-- RECORDS --

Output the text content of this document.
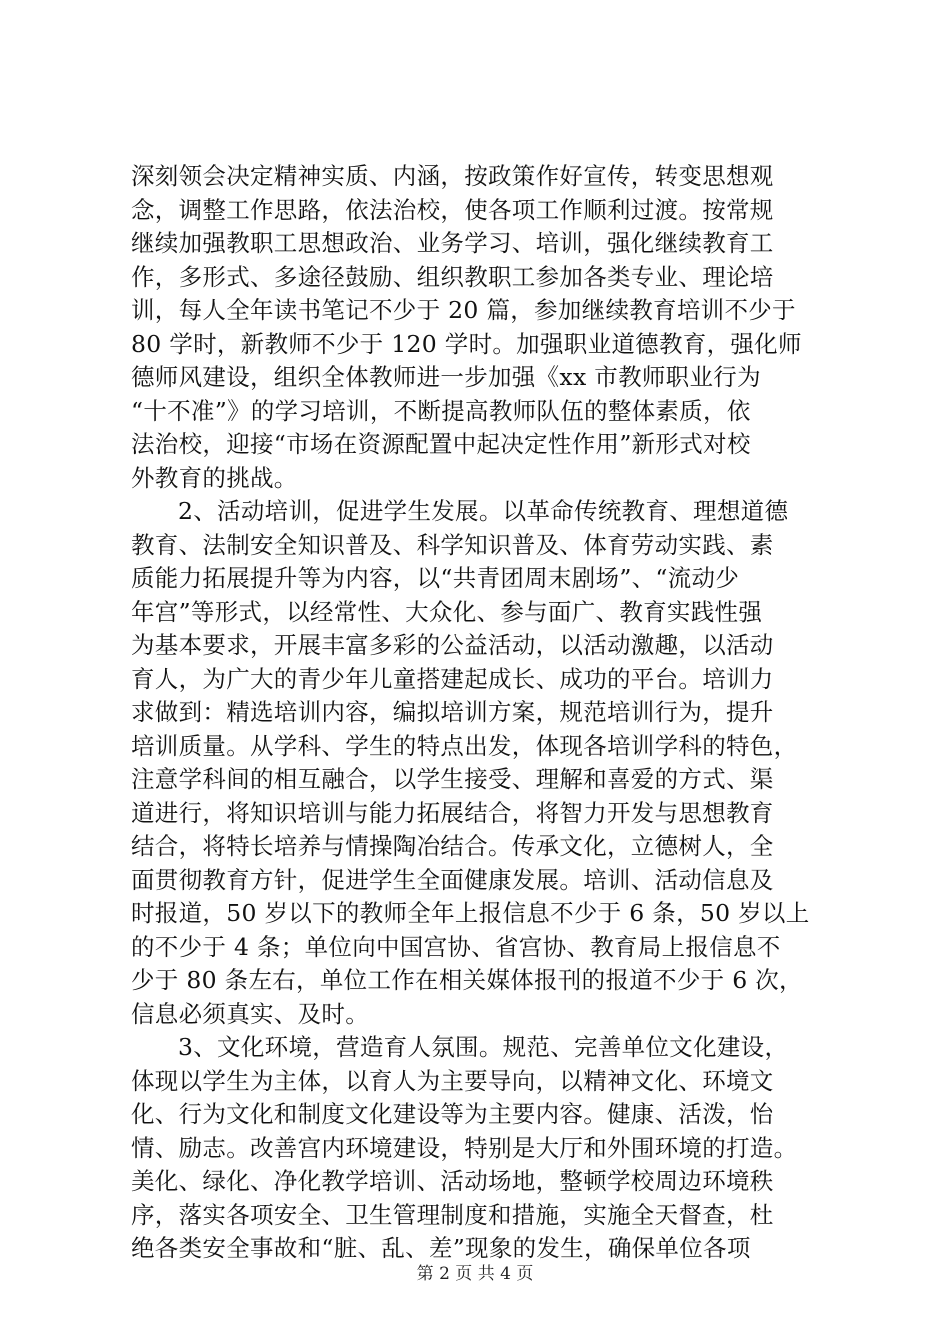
深刻领会决定精神实质、内涵，按政策作好宣传，转变思想观
念，调整工作思路，依法治校，使各项工作顺利过渡。按常规
继续加强教职工思想政治、业务学习、培训，强化继续教育工
作，多形式、多途径鼓励、组织教职工参加各类专业、理论培
训，每人全年读书笔记不少于 20 篇，参加继续教育培训不少于
80 学时，新教师不少于 120 学时。加强职业道德教育，强化师
德师风建设，组织全体教师进一步加强《xx 市教师职业行为
“十不准”》的学习培训，不断提高教师队伍的整体素质，依
法治校，迎接“市场在资源配置中起决定性作用”新形式对校
外教育的挑战。
2、活动培训，促进学生发展。以革命传统教育、理想道德
教育、法制安全知识普及、科学知识普及、体育劳动实践、素
质能力拓展提升等为内容，以“共青团周末剧场”、“流动少
年宫”等形式，以经常性、大众化、参与面广、教育实践性强
为基本要求，开展丰富多彩的公益活动，以活动激趣，以活动
育人，为广大的青少年儿童搭建起成长、成功的平台。培训力
求做到：精选培训内容，编拟培训方案，规范培训行为，提升
培训质量。从学科、学生的特点出发，体现各培训学科的特色，
注意学科间的相互融合，以学生接受、理解和喜爱的方式、渠
道进行，将知识培训与能力拓展结合，将智力开发与思想教育
结合，将特长培养与情操陶冶结合。传承文化，立德树人，全
面贯彻教育方针，促进学生全面健康发展。培训、活动信息及
时报道，50 岁以下的教师全年上报信息不少于 6 条，50 岁以上
的不少于 4 条；单位向中国宫协、省宫协、教育局上报信息不
少于 80 条左右，单位工作在相关媒体报刊的报道不少于 6 次，
信息必须真实、及时。
3、文化环境，营造育人氛围。规范、完善单位文化建设，
体现以学生为主体，以育人为主要导向，以精神文化、环境文
化、行为文化和制度文化建设等为主要内容。健康、活泼，怡
情、励志。改善宫内环境建设，特别是大厅和外围环境的打造。
美化、绿化、净化教学培训、活动场地，整顿学校周边环境秩
序，落实各项安全、卫生管理制度和措施，实施全天督查，杜
绝各类安全事故和“脏、乱、差”现象的发生，确保单位各项
第 2 页 共 4 页
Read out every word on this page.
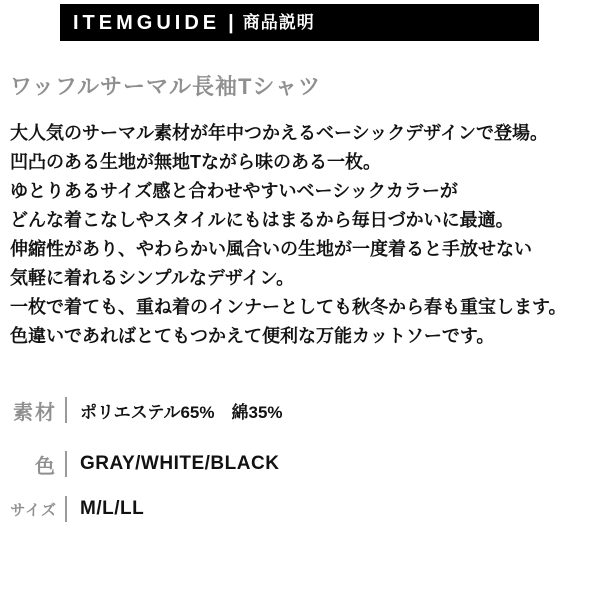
ITEMGUIDE | 商品説明
ワッフルサーマル長袖Tシャツ
大人気のサーマル素材が年中つかえるベーシックデザインで登場。
凹凸のある生地が無地Tながら味のある一枚。
ゆとりあるサイズ感と合わせやすいベーシックカラーが
どんな着こなしやスタイルにもはまるから毎日づかいに最適。
伸縮性があり、やわらかい風合いの生地が一度着ると手放せない
気軽に着れるシンプルなデザイン。
一枚で着ても、重ね着のインナーとしても秋冬から春も重宝します。
色違いであればとてもつかえて便利な万能カットソーです。
素材 ポリエステル65%　綿35%
色 GRAY/WHITE/BLACK
サイズ M/L/LL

-- WHAT THE TASK REQUIRES --
Using the entries above, tally how many lines have the word "this" in them; write the number and nothing more.

-- THE SOLUTION --
2